-- Start Items --

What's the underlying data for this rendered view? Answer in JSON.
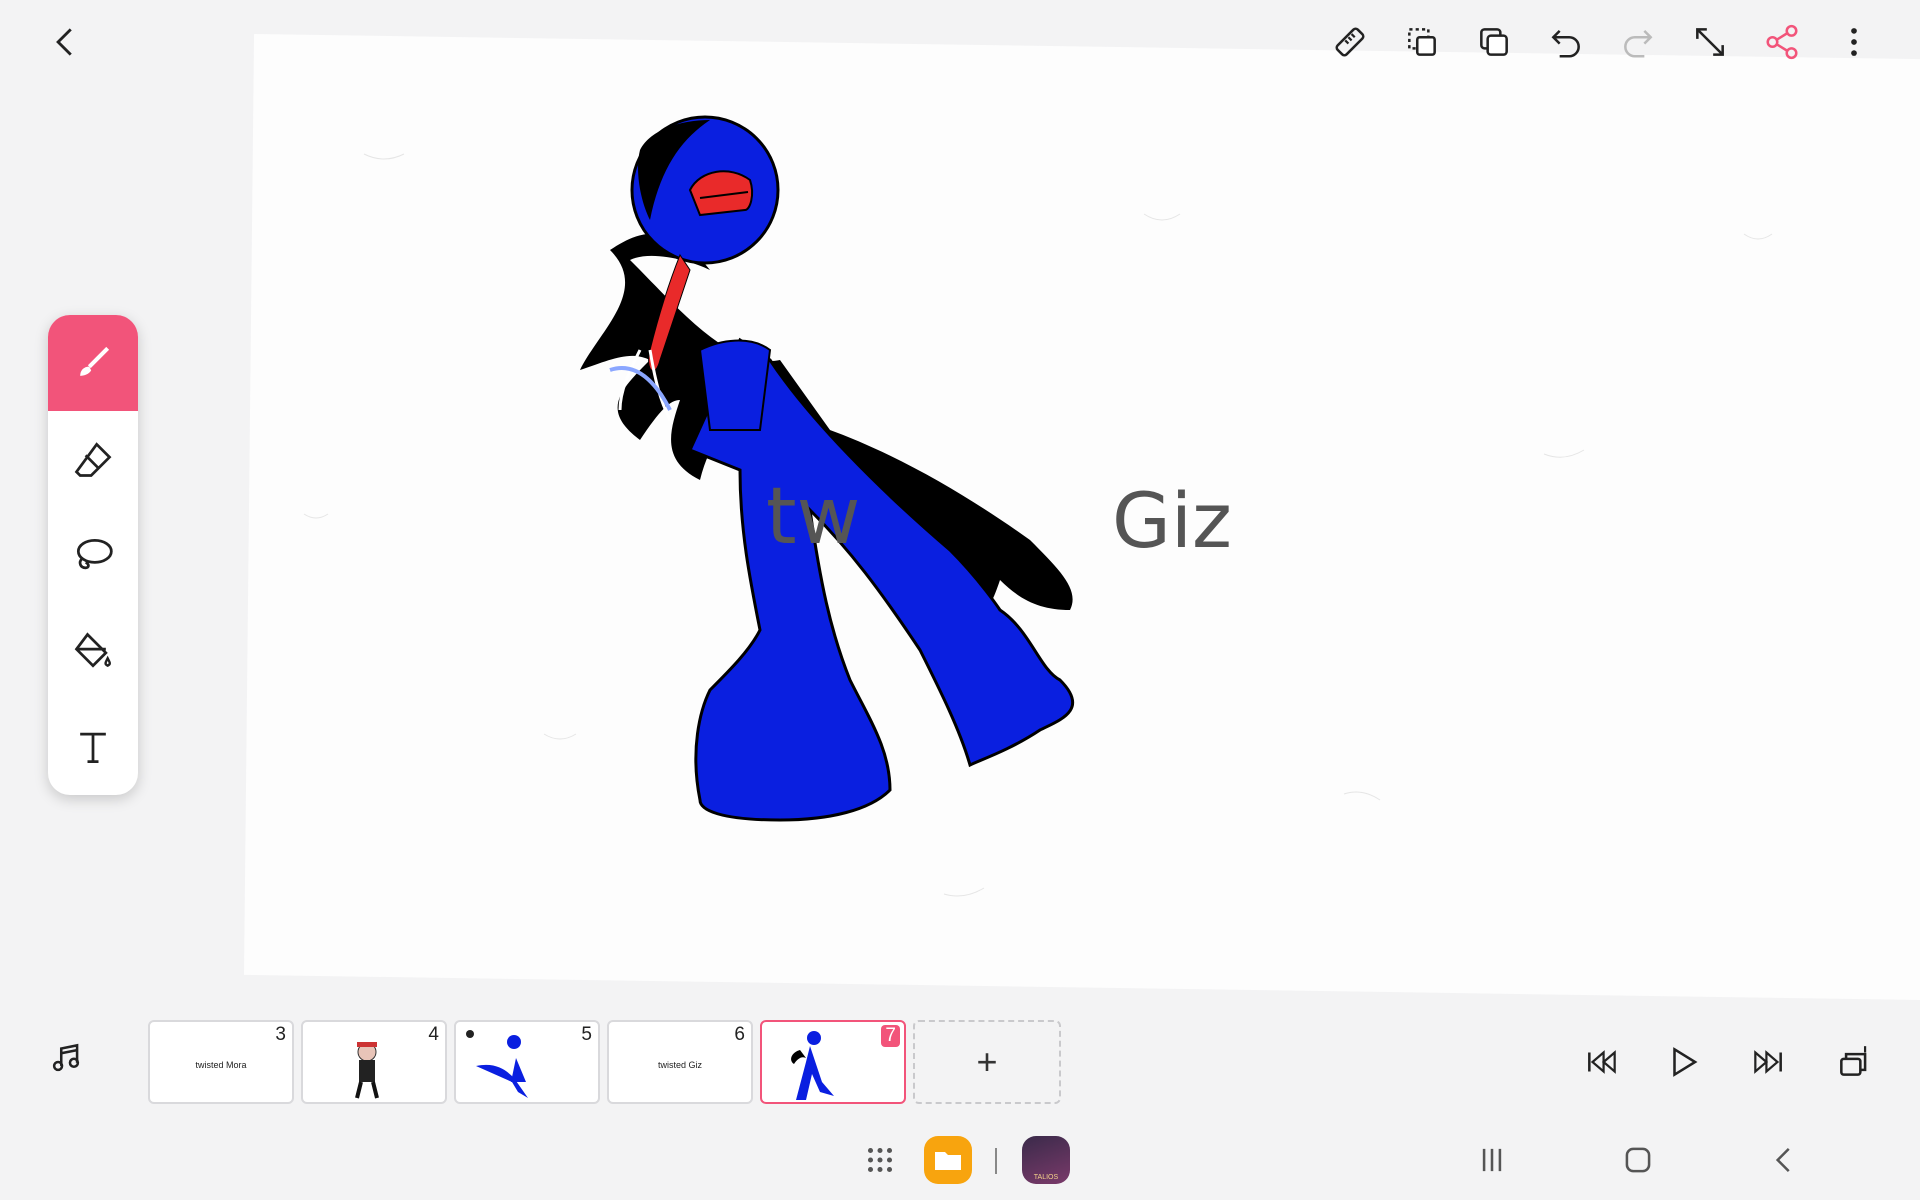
{
  "toolbar": {
    "back": "back-icon",
    "actions": [
      "ruler-icon",
      "duplicate-frame-icon",
      "copy-icon",
      "undo-icon",
      "redo-icon",
      "resize-icon",
      "share-icon",
      "more-icon"
    ],
    "accent_color": "#f2547a"
  },
  "canvas": {
    "watermark_left": "tw",
    "watermark_right": "Giz"
  },
  "tools": [
    {
      "name": "brush",
      "icon": "brush-icon",
      "active": true
    },
    {
      "name": "eraser",
      "icon": "eraser-icon",
      "active": false
    },
    {
      "name": "lasso",
      "icon": "lasso-icon",
      "active": false
    },
    {
      "name": "fill",
      "icon": "paint-bucket-icon",
      "active": false
    },
    {
      "name": "text",
      "icon": "text-icon",
      "active": false
    }
  ],
  "timeline": {
    "music_icon": "music-icon",
    "frames": [
      {
        "number": "3",
        "caption": "twisted Mora"
      },
      {
        "number": "4",
        "caption": ""
      },
      {
        "number": "5",
        "caption": ""
      },
      {
        "number": "6",
        "caption": "twisted Giz"
      },
      {
        "number": "7",
        "caption": ""
      }
    ],
    "selected_frame": "7",
    "add_label": "+",
    "playback": [
      "skip-to-start-icon",
      "play-icon",
      "skip-to-end-icon",
      "onion-skin-icon"
    ]
  },
  "system_nav": {
    "apps": [
      "app-drawer-icon",
      "my-files-icon",
      "game-app-icon"
    ],
    "game_app_label": "TALIOS",
    "buttons": [
      "recents-icon",
      "home-icon",
      "back-nav-icon"
    ]
  }
}
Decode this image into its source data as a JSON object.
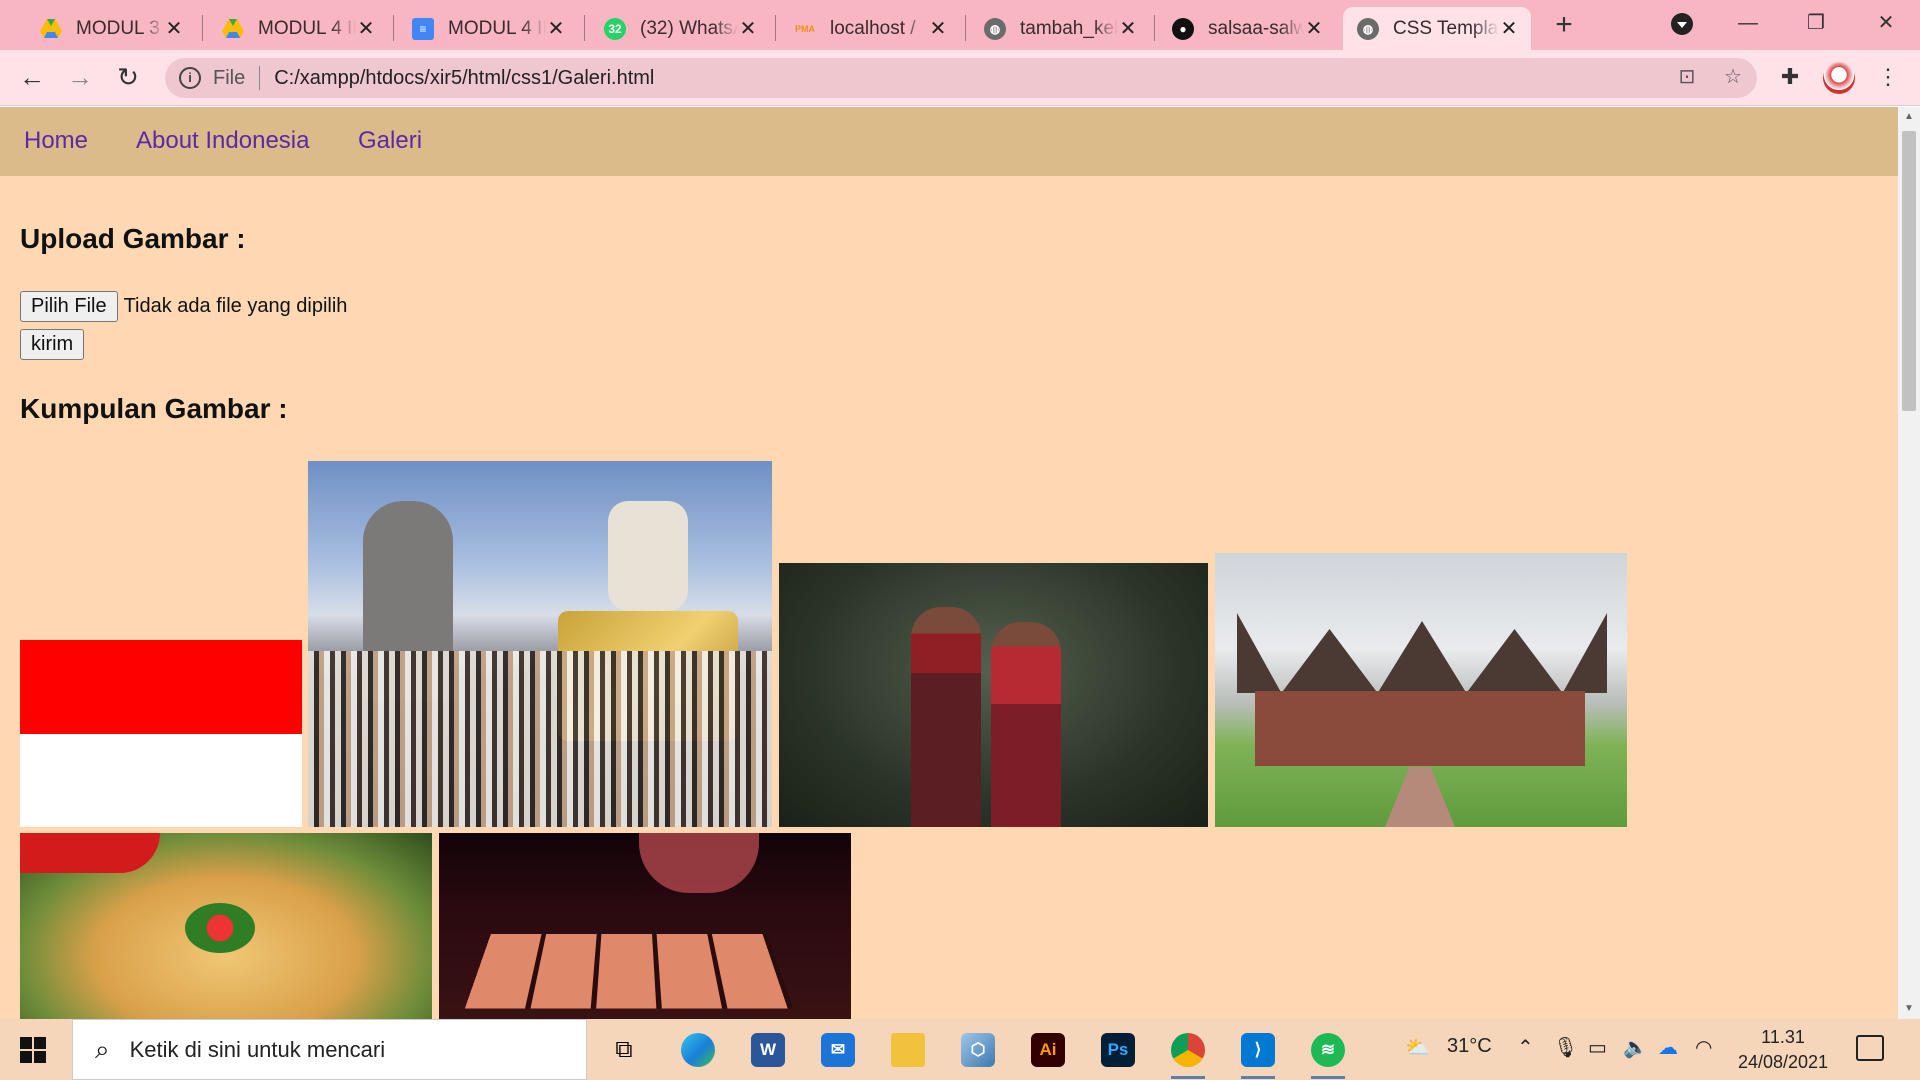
{
  "browser": {
    "tabs": [
      {
        "title": "MODUL 3 K",
        "icon": "google-drive-icon",
        "color": "#1fa463"
      },
      {
        "title": "MODUL 4 IN",
        "icon": "google-drive-icon",
        "color": "#1fa463"
      },
      {
        "title": "MODUL 4 IN",
        "icon": "google-docs-icon",
        "color": "#4285f4"
      },
      {
        "title": "(32) WhatsA",
        "icon": "whatsapp-icon",
        "color": "#25d366",
        "badge": "32"
      },
      {
        "title": "localhost /",
        "icon": "phpmyadmin-icon",
        "color": "#f29111",
        "badge": "PMA"
      },
      {
        "title": "tambah_kel",
        "icon": "globe-icon",
        "color": "#5f6368"
      },
      {
        "title": "salsaa-salw",
        "icon": "github-icon",
        "color": "#111111"
      },
      {
        "title": "CSS Templa",
        "icon": "globe-icon",
        "color": "#5f6368",
        "active": true
      }
    ],
    "address_prefix": "File",
    "url": "C:/xampp/htdocs/xir5/html/css1/Galeri.html"
  },
  "site": {
    "nav": [
      "Home",
      "About Indonesia",
      "Galeri"
    ],
    "upload_heading": "Upload Gambar :",
    "file_button": "Pilih File",
    "no_file_text": "Tidak ada file yang dipilih",
    "submit_button": "kirim",
    "gallery_heading": "Kumpulan Gambar :",
    "gallery": [
      {
        "name": "indonesia-flag-image"
      },
      {
        "name": "bali-ceremony-image"
      },
      {
        "name": "traditional-couple-image"
      },
      {
        "name": "rumah-gadang-image"
      },
      {
        "name": "food-image"
      },
      {
        "name": "instrument-image"
      }
    ]
  },
  "taskbar": {
    "search_placeholder": "Ketik di sini untuk mencari",
    "weather": "31°C",
    "time": "11.31",
    "date": "24/08/2021"
  }
}
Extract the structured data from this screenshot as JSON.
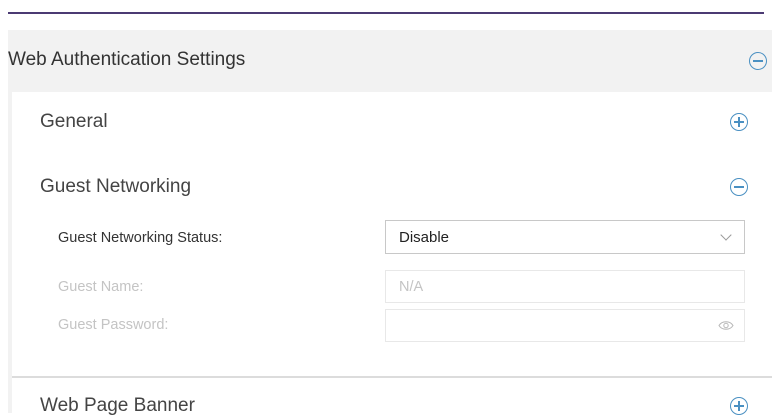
{
  "panel": {
    "title": "Web Authentication Settings",
    "toggle_icon": "collapse-icon"
  },
  "sections": {
    "general": {
      "title": "General",
      "toggle_icon": "expand-icon"
    },
    "guest_networking": {
      "title": "Guest Networking",
      "toggle_icon": "collapse-icon",
      "fields": {
        "status": {
          "label": "Guest Networking Status:",
          "value": "Disable"
        },
        "name": {
          "label": "Guest Name:",
          "value": "N/A"
        },
        "password": {
          "label": "Guest Password:",
          "value": "",
          "icon": "eye-icon"
        }
      }
    },
    "web_page_banner": {
      "title": "Web Page Banner",
      "toggle_icon": "expand-icon"
    }
  },
  "colors": {
    "accent": "#4a90c2",
    "top_rule": "#4b3a73",
    "disabled_text": "#c4c4c4"
  }
}
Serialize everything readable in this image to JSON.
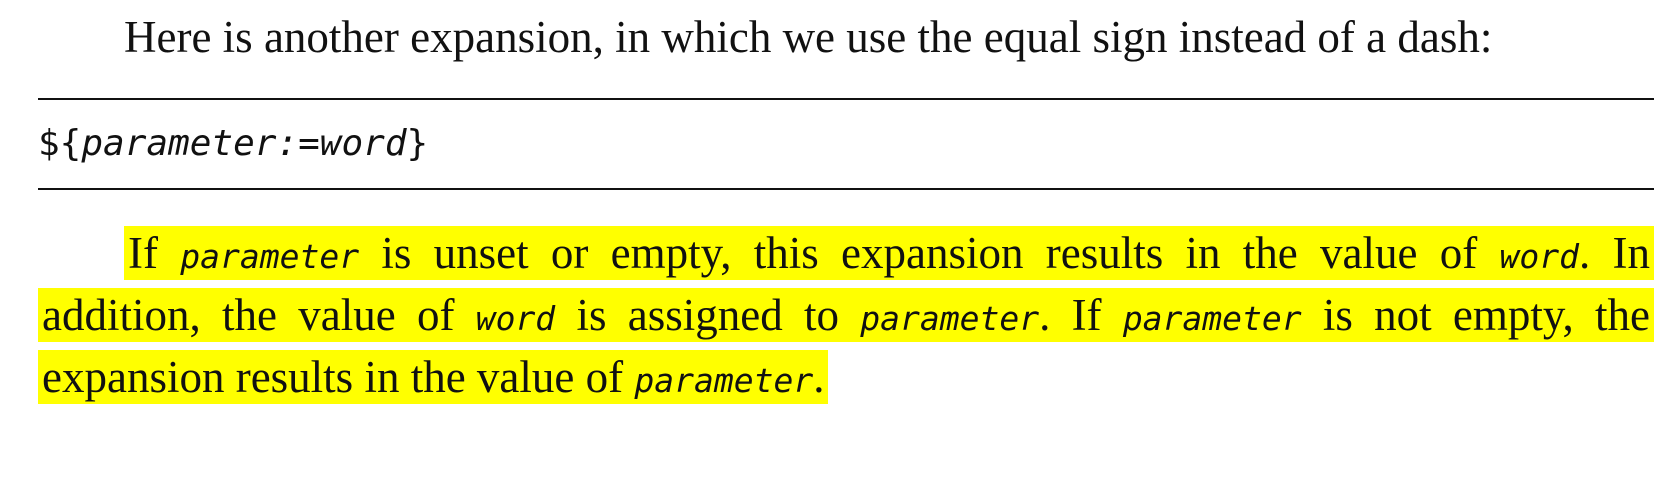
{
  "intro": {
    "text": "Here is another expansion, in which we use the equal sign instead of a dash:"
  },
  "syntax": {
    "prefix": "${",
    "param": "parameter",
    "op": ":=",
    "word": "word",
    "suffix": "}"
  },
  "explanation": {
    "t1": "If ",
    "c1": "parameter",
    "t2": " is unset or empty, this expansion results in the value of ",
    "c2": "word",
    "t3": ". In addition, the value of ",
    "c3": "word",
    "t4": " is assigned to ",
    "c4": "parameter",
    "t5": ". If ",
    "c5": "parameter",
    "t6": " is not empty, the expansion results in the value of ",
    "c6": "parameter",
    "t7": "."
  },
  "highlight_color": "#ffff00"
}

-- End Items --

◆ Given request ◆
Reproduce the full listing above verbatim, with no pictures included.

◆ Written answer ◆
What's the underlying data for this rendered view? Answer in JSON.
{
  "toolbar": {
    "back": "back-icon",
    "actions": [
      "ruler-icon",
      "duplicate-frame-icon",
      "copy-icon",
      "undo-icon",
      "redo-icon",
      "resize-icon",
      "share-icon",
      "more-icon"
    ],
    "accent_color": "#f2547a"
  },
  "canvas": {
    "watermark_left": "tw",
    "watermark_right": "Giz"
  },
  "tools": [
    {
      "name": "brush",
      "icon": "brush-icon",
      "active": true
    },
    {
      "name": "eraser",
      "icon": "eraser-icon",
      "active": false
    },
    {
      "name": "lasso",
      "icon": "lasso-icon",
      "active": false
    },
    {
      "name": "fill",
      "icon": "paint-bucket-icon",
      "active": false
    },
    {
      "name": "text",
      "icon": "text-icon",
      "active": false
    }
  ],
  "timeline": {
    "music_icon": "music-icon",
    "frames": [
      {
        "number": "3",
        "caption": "twisted Mora"
      },
      {
        "number": "4",
        "caption": ""
      },
      {
        "number": "5",
        "caption": ""
      },
      {
        "number": "6",
        "caption": "twisted Giz"
      },
      {
        "number": "7",
        "caption": ""
      }
    ],
    "selected_frame": "7",
    "add_label": "+",
    "playback": [
      "skip-to-start-icon",
      "play-icon",
      "skip-to-end-icon",
      "onion-skin-icon"
    ]
  },
  "system_nav": {
    "apps": [
      "app-drawer-icon",
      "my-files-icon",
      "game-app-icon"
    ],
    "game_app_label": "TALIOS",
    "buttons": [
      "recents-icon",
      "home-icon",
      "back-nav-icon"
    ]
  }
}
Decode this image into its source data as a JSON object.
{
  "browser": {
    "tabs": [
      {
        "title": "MODUL 3 K",
        "icon": "google-drive-icon",
        "color": "#1fa463"
      },
      {
        "title": "MODUL 4 IN",
        "icon": "google-drive-icon",
        "color": "#1fa463"
      },
      {
        "title": "MODUL 4 IN",
        "icon": "google-docs-icon",
        "color": "#4285f4"
      },
      {
        "title": "(32) WhatsA",
        "icon": "whatsapp-icon",
        "color": "#25d366",
        "badge": "32"
      },
      {
        "title": "localhost /",
        "icon": "phpmyadmin-icon",
        "color": "#f29111",
        "badge": "PMA"
      },
      {
        "title": "tambah_kel",
        "icon": "globe-icon",
        "color": "#5f6368"
      },
      {
        "title": "salsaa-salw",
        "icon": "github-icon",
        "color": "#111111"
      },
      {
        "title": "CSS Templa",
        "icon": "globe-icon",
        "color": "#5f6368",
        "active": true
      }
    ],
    "address_prefix": "File",
    "url": "C:/xampp/htdocs/xir5/html/css1/Galeri.html"
  },
  "site": {
    "nav": [
      "Home",
      "About Indonesia",
      "Galeri"
    ],
    "upload_heading": "Upload Gambar :",
    "file_button": "Pilih File",
    "no_file_text": "Tidak ada file yang dipilih",
    "submit_button": "kirim",
    "gallery_heading": "Kumpulan Gambar :",
    "gallery": [
      {
        "name": "indonesia-flag-image"
      },
      {
        "name": "bali-ceremony-image"
      },
      {
        "name": "traditional-couple-image"
      },
      {
        "name": "rumah-gadang-image"
      },
      {
        "name": "food-image"
      },
      {
        "name": "instrument-image"
      }
    ]
  },
  "taskbar": {
    "search_placeholder": "Ketik di sini untuk mencari",
    "weather": "31°C",
    "time": "11.31",
    "date": "24/08/2021"
  }
}
Extract the structured data from this screenshot as JSON.
{
  "panel": {
    "title": "Web Authentication Settings",
    "toggle_icon": "collapse-icon"
  },
  "sections": {
    "general": {
      "title": "General",
      "toggle_icon": "expand-icon"
    },
    "guest_networking": {
      "title": "Guest Networking",
      "toggle_icon": "collapse-icon",
      "fields": {
        "status": {
          "label": "Guest Networking Status:",
          "value": "Disable"
        },
        "name": {
          "label": "Guest Name:",
          "value": "N/A"
        },
        "password": {
          "label": "Guest Password:",
          "value": "",
          "icon": "eye-icon"
        }
      }
    },
    "web_page_banner": {
      "title": "Web Page Banner",
      "toggle_icon": "expand-icon"
    }
  },
  "colors": {
    "accent": "#4a90c2",
    "top_rule": "#4b3a73",
    "disabled_text": "#c4c4c4"
  }
}
Serialize everything readable in this image to JSON.
{
  "intro": {
    "text": "Here is another expansion, in which we use the equal sign instead of a dash:"
  },
  "syntax": {
    "prefix": "${",
    "param": "parameter",
    "op": ":=",
    "word": "word",
    "suffix": "}"
  },
  "explanation": {
    "t1": "If ",
    "c1": "parameter",
    "t2": " is unset or empty, this expansion results in the value of ",
    "c2": "word",
    "t3": ". In addition, the value of ",
    "c3": "word",
    "t4": " is assigned to ",
    "c4": "parameter",
    "t5": ". If ",
    "c5": "parameter",
    "t6": " is not empty, the expansion results in the value of ",
    "c6": "parameter",
    "t7": "."
  },
  "highlight_color": "#ffff00"
}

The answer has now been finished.